*TASK*
Print out each record below, unaltered and complete, without its images.

*RAW DATA*
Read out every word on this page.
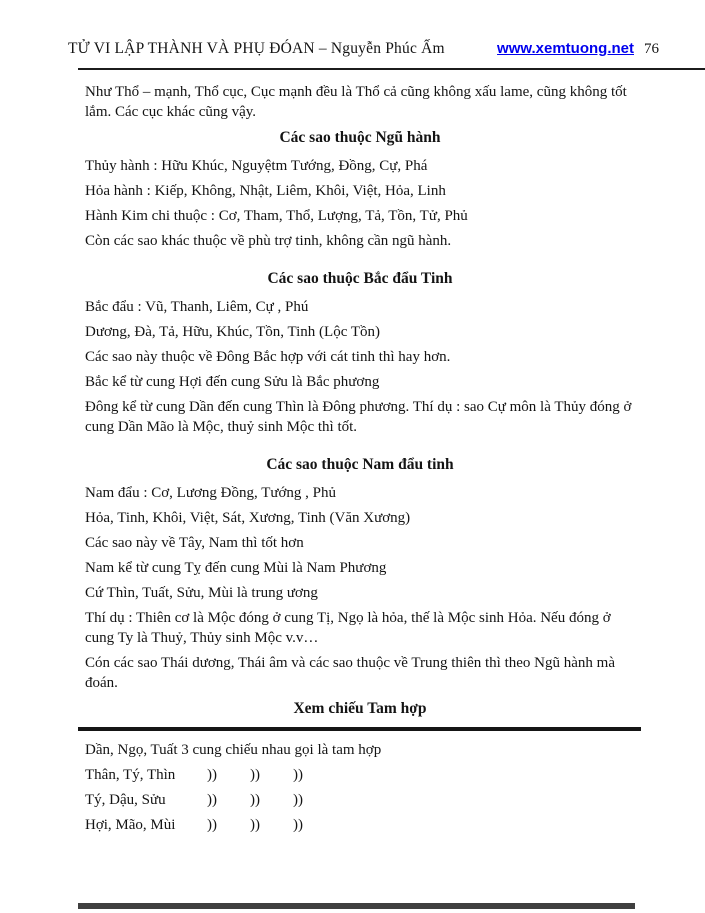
TỬ VI LẬP THÀNH VÀ PHỤ ĐÓAN – Nguyễn Phúc Ấm	www.xemtuong.net 76

Như Thổ – mạnh, Thổ cục, Cục mạnh đều là Thổ cả cũng không xấu lame, cũng không tốt lắm. Các cục khác cũng vậy.

Các sao thuộc Ngũ hành

Thủy hành : Hữu Khúc, Nguyệtm Tướng, Đồng, Cự, Phá

Hỏa hành : Kiếp, Không, Nhật, Liêm, Khôi, Việt, Hỏa, Linh

Hành Kim chi thuộc : Cơ, Tham, Thổ, Lượng, Tả, Tồn, Tử, Phủ

Còn các sao khác thuộc về phù trợ tinh, không cần ngũ hành.

Các sao thuộc Bắc đẩu Tinh

Bắc đẩu : Vũ, Thanh, Liêm, Cự , Phú

Dương, Đà, Tả, Hữu, Khúc, Tồn, Tinh (Lộc Tồn)

Các sao này thuộc về Đông Bắc hợp với cát tinh thì hay hơn.

Bắc kể từ cung Hợi đến cung Sửu là Bắc phương

Đông kể từ cung Dần đến cung Thìn là Đông phương. Thí dụ : sao Cự môn là Thủy đóng ở cung Dần Mão là Mộc, thuỷ sinh Mộc thì tốt.

Các sao thuộc Nam đẩu tinh

Nam đẩu : Cơ, Lương Đồng, Tướng , Phủ

Hỏa, Tinh, Khôi, Việt, Sát, Xương, Tinh (Văn Xương)

Các sao này về Tây, Nam thì tốt hơn

Nam kể từ cung Tỵ đến cung Mùi là Nam Phương

Cứ Thìn, Tuất, Sửu, Mùi là trung ương

Thí dụ : Thiên cơ là Mộc đóng ở cung Tị, Ngọ là hỏa, thế là Mộc sinh Hỏa. Nếu đóng ở cung Ty là Thuỷ, Thủy sinh Mộc v.v…

Cón các sao Thái dương, Thái âm và các sao thuộc về Trung thiên thì theo Ngũ hành mà đoán.

Xem chiếu Tam hợp

Dần, Ngọ, Tuất 3 cung chiếu nhau gọi là tam hợp

Thân, Tý, Thìn	))	))	))
Tý, Dậu, Sửu	))	))	))
Hợi, Mão, Mùi	))	))	))
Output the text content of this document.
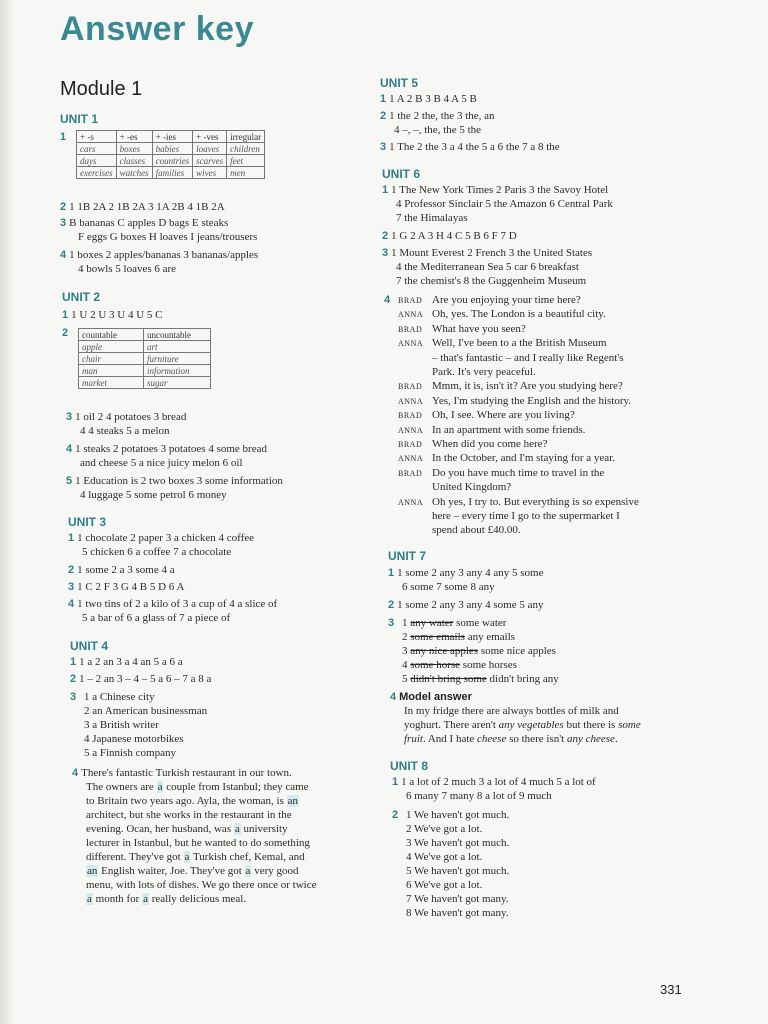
Answer key
Module 1
UNIT 1
1 + -s	+ -es	+ -ies	+ -ves	irregular
cars	boxes	babies	loaves	children
days	classes	countries	scarves	feet
exercises	watches	families	wives	men
2 1 1B 2A 2 1B 2A 3 1A 2B 4 1B 2A
3 B bananas C apples D bags E steaks
F eggs G boxes H loaves I jeans/trousers
4 1 boxes 2 apples/bananas 3 bananas/apples
4 bowls 5 loaves 6 are
UNIT 2
1 1 U 2 U 3 U 4 U 5 C
2 countable	uncountable
apple	art
chair	furniture
man	information
market	sugar
3 1 oil 2 4 potatoes 3 bread
4 4 steaks 5 a melon
4 1 steaks 2 potatoes 3 potatoes 4 some bread
and cheese 5 a nice juicy melon 6 oil
5 1 Education is 2 two boxes 3 some information
4 luggage 5 some petrol 6 money
UNIT 3
1 1 chocolate 2 paper 3 a chicken 4 coffee
5 chicken 6 a coffee 7 a chocolate
2 1 some 2 a 3 some 4 a
3 1 C 2 F 3 G 4 B 5 D 6 A
4 1 two tins of 2 a kilo of 3 a cup of 4 a slice of
5 a bar of 6 a glass of 7 a piece of
UNIT 4
1 1 a 2 an 3 a 4 an 5 a 6 a
2 1 – 2 an 3 – 4 – 5 a 6 – 7 a 8 a
3 1 a Chinese city
2 an American businessman
3 a British writer
4 Japanese motorbikes
5 a Finnish company
4 There's fantastic Turkish restaurant in our town.
The owners are a couple from Istanbul; they came
to Britain two years ago. Ayla, the woman, is an
architect, but she works in the restaurant in the
evening. Ocan, her husband, was a university
lecturer in Istanbul, but he wanted to do something
different. They've got a Turkish chef, Kemal, and
an English waiter, Joe. They've got a very good
menu, with lots of dishes. We go there once or twice
a month for a really delicious meal.
UNIT 5
1 1 A 2 B 3 B 4 A 5 B
2 1 the 2 the, the 3 the, an
4 –, –, the, the 5 the
3 1 The 2 the 3 a 4 the 5 a 6 the 7 a 8 the
UNIT 6
1 1 The New York Times 2 Paris 3 the Savoy Hotel
4 Professor Sinclair 5 the Amazon 6 Central Park
7 the Himalayas
2 1 G 2 A 3 H 4 C 5 B 6 F 7 D
3 1 Mount Everest 2 French 3 the United States
4 the Mediterranean Sea 5 car 6 breakfast
7 the chemist's 8 the Guggenheim Museum
4 BRAD Are you enjoying your time here?
ANNA Oh, yes. The London is a beautiful city.
BRAD What have you seen?
ANNA Well, I've been to a the British Museum
– that's fantastic – and I really like Regent's
Park. It's very peaceful.
BRAD Mmm, it is, isn't it? Are you studying here?
ANNA Yes, I'm studying the English and the history.
BRAD Oh, I see. Where are you living?
ANNA In an apartment with some friends.
BRAD When did you come here?
ANNA In the October, and I'm staying for a year.
BRAD Do you have much time to travel in the
United Kingdom?
ANNA Oh yes, I try to. But everything is so expensive
here – every time I go to the supermarket I
spend about £40.00.
UNIT 7
1 1 some 2 any 3 any 4 any 5 some
6 some 7 some 8 any
2 1 some 2 any 3 any 4 some 5 any
3 1 any water some water
2 some emails any emails
3 any nice apples some nice apples
4 some horse some horses
5 didn't bring some didn't bring any
4 Model answer
In my fridge there are always bottles of milk and
yoghurt. There aren't any vegetables but there is some
fruit. And I hate cheese so there isn't any cheese.
UNIT 8
1 1 a lot of 2 much 3 a lot of 4 much 5 a lot of
6 many 7 many 8 a lot of 9 much
2 1 We haven't got much.
2 We've got a lot.
3 We haven't got much.
4 We've got a lot.
5 We haven't got much.
6 We've got a lot.
7 We haven't got many.
8 We haven't got many.
331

*COMPLETE RESPONSE*
Read out every word on this page.
TỬ VI LẬP THÀNH VÀ PHỤ ĐÓAN – Nguyễn Phúc Ấm	www.xemtuong.net 76

Như Thổ – mạnh, Thổ cục, Cục mạnh đều là Thổ cả cũng không xấu lame, cũng không tốt lắm. Các cục khác cũng vậy.

Các sao thuộc Ngũ hành

Thủy hành : Hữu Khúc, Nguyệtm Tướng, Đồng, Cự, Phá

Hỏa hành : Kiếp, Không, Nhật, Liêm, Khôi, Việt, Hỏa, Linh

Hành Kim chi thuộc : Cơ, Tham, Thổ, Lượng, Tả, Tồn, Tử, Phủ

Còn các sao khác thuộc về phù trợ tinh, không cần ngũ hành.

Các sao thuộc Bắc đẩu Tinh

Bắc đẩu : Vũ, Thanh, Liêm, Cự , Phú

Dương, Đà, Tả, Hữu, Khúc, Tồn, Tinh (Lộc Tồn)

Các sao này thuộc về Đông Bắc hợp với cát tinh thì hay hơn.

Bắc kể từ cung Hợi đến cung Sửu là Bắc phương

Đông kể từ cung Dần đến cung Thìn là Đông phương. Thí dụ : sao Cự môn là Thủy đóng ở cung Dần Mão là Mộc, thuỷ sinh Mộc thì tốt.

Các sao thuộc Nam đẩu tinh

Nam đẩu : Cơ, Lương Đồng, Tướng , Phủ

Hỏa, Tinh, Khôi, Việt, Sát, Xương, Tinh (Văn Xương)

Các sao này về Tây, Nam thì tốt hơn

Nam kể từ cung Tỵ đến cung Mùi là Nam Phương

Cứ Thìn, Tuất, Sửu, Mùi là trung ương

Thí dụ : Thiên cơ là Mộc đóng ở cung Tị, Ngọ là hỏa, thế là Mộc sinh Hỏa. Nếu đóng ở cung Ty là Thuỷ, Thủy sinh Mộc v.v…

Cón các sao Thái dương, Thái âm và các sao thuộc về Trung thiên thì theo Ngũ hành mà đoán.

Xem chiếu Tam hợp

Dần, Ngọ, Tuất 3 cung chiếu nhau gọi là tam hợp

Thân, Tý, Thìn	))	))	))
Tý, Dậu, Sửu	))	))	))
Hợi, Mão, Mùi	))	))	))
Output the text content of this document.
Answer key
Module 1
UNIT 1
1 + -s	+ -es	+ -ies	+ -ves	irregular
cars	boxes	babies	loaves	children
days	classes	countries	scarves	feet
exercises	watches	families	wives	men
2 1 1B 2A 2 1B 2A 3 1A 2B 4 1B 2A
3 B bananas C apples D bags E steaks
F eggs G boxes H loaves I jeans/trousers
4 1 boxes 2 apples/bananas 3 bananas/apples
4 bowls 5 loaves 6 are
UNIT 2
1 1 U 2 U 3 U 4 U 5 C
2 countable	uncountable
apple	art
chair	furniture
man	information
market	sugar
3 1 oil 2 4 potatoes 3 bread
4 4 steaks 5 a melon
4 1 steaks 2 potatoes 3 potatoes 4 some bread
and cheese 5 a nice juicy melon 6 oil
5 1 Education is 2 two boxes 3 some information
4 luggage 5 some petrol 6 money
UNIT 3
1 1 chocolate 2 paper 3 a chicken 4 coffee
5 chicken 6 a coffee 7 a chocolate
2 1 some 2 a 3 some 4 a
3 1 C 2 F 3 G 4 B 5 D 6 A
4 1 two tins of 2 a kilo of 3 a cup of 4 a slice of
5 a bar of 6 a glass of 7 a piece of
UNIT 4
1 1 a 2 an 3 a 4 an 5 a 6 a
2 1 – 2 an 3 – 4 – 5 a 6 – 7 a 8 a
3 1 a Chinese city
2 an American businessman
3 a British writer
4 Japanese motorbikes
5 a Finnish company
4 There's fantastic Turkish restaurant in our town.
The owners are a couple from Istanbul; they came
to Britain two years ago. Ayla, the woman, is an
architect, but she works in the restaurant in the
evening. Ocan, her husband, was a university
lecturer in Istanbul, but he wanted to do something
different. They've got a Turkish chef, Kemal, and
an English waiter, Joe. They've got a very good
menu, with lots of dishes. We go there once or twice
a month for a really delicious meal.
UNIT 5
1 1 A 2 B 3 B 4 A 5 B
2 1 the 2 the, the 3 the, an
4 –, –, the, the 5 the
3 1 The 2 the 3 a 4 the 5 a 6 the 7 a 8 the
UNIT 6
1 1 The New York Times 2 Paris 3 the Savoy Hotel
4 Professor Sinclair 5 the Amazon 6 Central Park
7 the Himalayas
2 1 G 2 A 3 H 4 C 5 B 6 F 7 D
3 1 Mount Everest 2 French 3 the United States
4 the Mediterranean Sea 5 car 6 breakfast
7 the chemist's 8 the Guggenheim Museum
4 BRAD Are you enjoying your time here?
ANNA Oh, yes. The London is a beautiful city.
BRAD What have you seen?
ANNA Well, I've been to a the British Museum
– that's fantastic – and I really like Regent's
Park. It's very peaceful.
BRAD Mmm, it is, isn't it? Are you studying here?
ANNA Yes, I'm studying the English and the history.
BRAD Oh, I see. Where are you living?
ANNA In an apartment with some friends.
BRAD When did you come here?
ANNA In the October, and I'm staying for a year.
BRAD Do you have much time to travel in the
United Kingdom?
ANNA Oh yes, I try to. But everything is so expensive
here – every time I go to the supermarket I
spend about £40.00.
UNIT 7
1 1 some 2 any 3 any 4 any 5 some
6 some 7 some 8 any
2 1 some 2 any 3 any 4 some 5 any
3 1 any water some water
2 some emails any emails
3 any nice apples some nice apples
4 some horse some horses
5 didn't bring some didn't bring any
4 Model answer
In my fridge there are always bottles of milk and
yoghurt. There aren't any vegetables but there is some
fruit. And I hate cheese so there isn't any cheese.
UNIT 8
1 1 a lot of 2 much 3 a lot of 4 much 5 a lot of
6 many 7 many 8 a lot of 9 much
2 1 We haven't got much.
2 We've got a lot.
3 We haven't got much.
4 We've got a lot.
5 We haven't got much.
6 We've got a lot.
7 We haven't got many.
8 We haven't got many.
331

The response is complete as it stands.